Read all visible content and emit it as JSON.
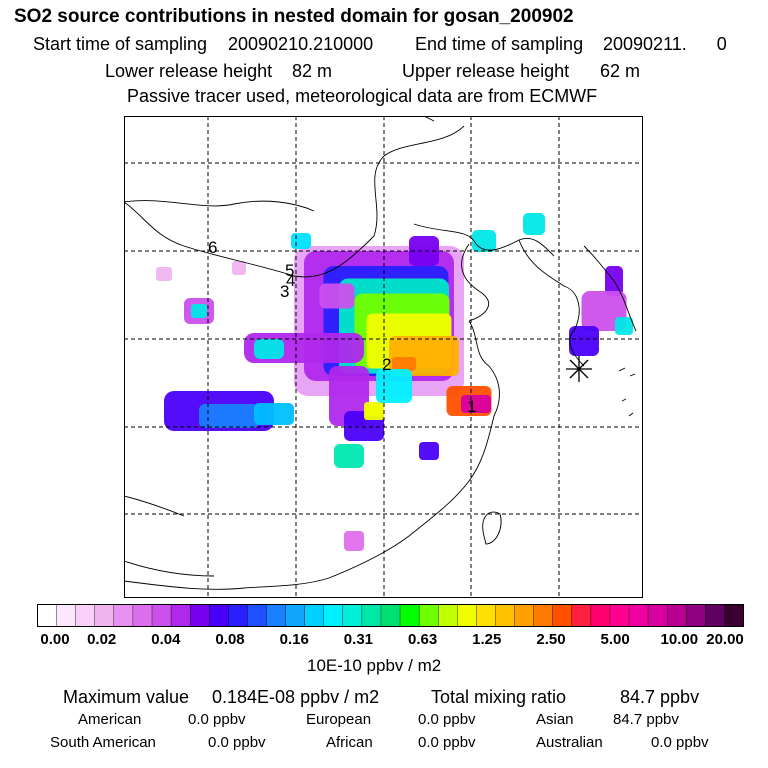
{
  "header": {
    "title": "SO2 source contributions in nested domain for gosan_200902",
    "start_label": "Start time of sampling",
    "start_value": "20090210.210000",
    "end_label": "End time of sampling",
    "end_value": "20090211.      0",
    "lower_label": "Lower release height",
    "lower_value": "82 m",
    "upper_label": "Upper release height",
    "upper_value": "62 m",
    "note": "Passive tracer used, meteorological data are from ECMWF"
  },
  "map": {
    "source_labels": [
      {
        "id": "1",
        "text": "1"
      },
      {
        "id": "2",
        "text": "2"
      },
      {
        "id": "3",
        "text": "3"
      },
      {
        "id": "4",
        "text": "4"
      },
      {
        "id": "5",
        "text": "5"
      },
      {
        "id": "6",
        "text": "6"
      }
    ],
    "receptor_marker": "asterisk-icon"
  },
  "colorbar": {
    "colors": [
      "#ffffff",
      "#fce8fc",
      "#f8d0f8",
      "#f0b4f0",
      "#e890f0",
      "#dc70ec",
      "#cc50ec",
      "#b028ec",
      "#7800f0",
      "#4a00f8",
      "#2a20ff",
      "#1e50ff",
      "#1a80ff",
      "#10a8ff",
      "#00d0ff",
      "#00f0ff",
      "#00f0d8",
      "#00e8a8",
      "#00e070",
      "#00ff00",
      "#70ff00",
      "#c0ff00",
      "#f0ff00",
      "#ffe000",
      "#ffc000",
      "#ffa000",
      "#ff7a00",
      "#ff5000",
      "#ff2040",
      "#ff0070",
      "#ff0090",
      "#f000a0",
      "#d800a0",
      "#b80090",
      "#900080",
      "#600060",
      "#3a0030"
    ],
    "tick_labels": [
      "0.00",
      "0.02",
      "0.04",
      "0.08",
      "0.16",
      "0.31",
      "0.63",
      "1.25",
      "2.50",
      "5.00",
      "10.00",
      "20.00"
    ],
    "units": "10E-10 ppbv / m2"
  },
  "footer": {
    "max_label": "Maximum value",
    "max_value": "0.184E-08 ppbv / m2",
    "total_label": "Total mixing ratio",
    "total_value": "84.7 ppbv",
    "regions": [
      {
        "name": "American",
        "value": "0.0 ppbv"
      },
      {
        "name": "European",
        "value": "0.0 ppbv"
      },
      {
        "name": "Asian",
        "value": "84.7 ppbv"
      },
      {
        "name": "South American",
        "value": "0.0 ppbv"
      },
      {
        "name": "African",
        "value": "0.0 ppbv"
      },
      {
        "name": "Australian",
        "value": "0.0 ppbv"
      }
    ]
  }
}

WHAT IS NEEDED —
Write out the listing word for word, omitting the pictures it holds.

OUTPUT FOR THIS EXERCISE —
Read all visible content and emit it as JSON.
{
  "header": {
    "title": "SO2 source contributions in nested domain for gosan_200902",
    "start_label": "Start time of sampling",
    "start_value": "20090210.210000",
    "end_label": "End time of sampling",
    "end_value": "20090211.      0",
    "lower_label": "Lower release height",
    "lower_value": "82 m",
    "upper_label": "Upper release height",
    "upper_value": "62 m",
    "note": "Passive tracer used, meteorological data are from ECMWF"
  },
  "map": {
    "source_labels": [
      {
        "id": "1",
        "text": "1"
      },
      {
        "id": "2",
        "text": "2"
      },
      {
        "id": "3",
        "text": "3"
      },
      {
        "id": "4",
        "text": "4"
      },
      {
        "id": "5",
        "text": "5"
      },
      {
        "id": "6",
        "text": "6"
      }
    ],
    "receptor_marker": "asterisk-icon"
  },
  "colorbar": {
    "colors": [
      "#ffffff",
      "#fce8fc",
      "#f8d0f8",
      "#f0b4f0",
      "#e890f0",
      "#dc70ec",
      "#cc50ec",
      "#b028ec",
      "#7800f0",
      "#4a00f8",
      "#2a20ff",
      "#1e50ff",
      "#1a80ff",
      "#10a8ff",
      "#00d0ff",
      "#00f0ff",
      "#00f0d8",
      "#00e8a8",
      "#00e070",
      "#00ff00",
      "#70ff00",
      "#c0ff00",
      "#f0ff00",
      "#ffe000",
      "#ffc000",
      "#ffa000",
      "#ff7a00",
      "#ff5000",
      "#ff2040",
      "#ff0070",
      "#ff0090",
      "#f000a0",
      "#d800a0",
      "#b80090",
      "#900080",
      "#600060",
      "#3a0030"
    ],
    "tick_labels": [
      "0.00",
      "0.02",
      "0.04",
      "0.08",
      "0.16",
      "0.31",
      "0.63",
      "1.25",
      "2.50",
      "5.00",
      "10.00",
      "20.00"
    ],
    "units": "10E-10 ppbv / m2"
  },
  "footer": {
    "max_label": "Maximum value",
    "max_value": "0.184E-08 ppbv / m2",
    "total_label": "Total mixing ratio",
    "total_value": "84.7 ppbv",
    "regions": [
      {
        "name": "American",
        "value": "0.0 ppbv"
      },
      {
        "name": "European",
        "value": "0.0 ppbv"
      },
      {
        "name": "Asian",
        "value": "84.7 ppbv"
      },
      {
        "name": "South American",
        "value": "0.0 ppbv"
      },
      {
        "name": "African",
        "value": "0.0 ppbv"
      },
      {
        "name": "Australian",
        "value": "0.0 ppbv"
      }
    ]
  }
}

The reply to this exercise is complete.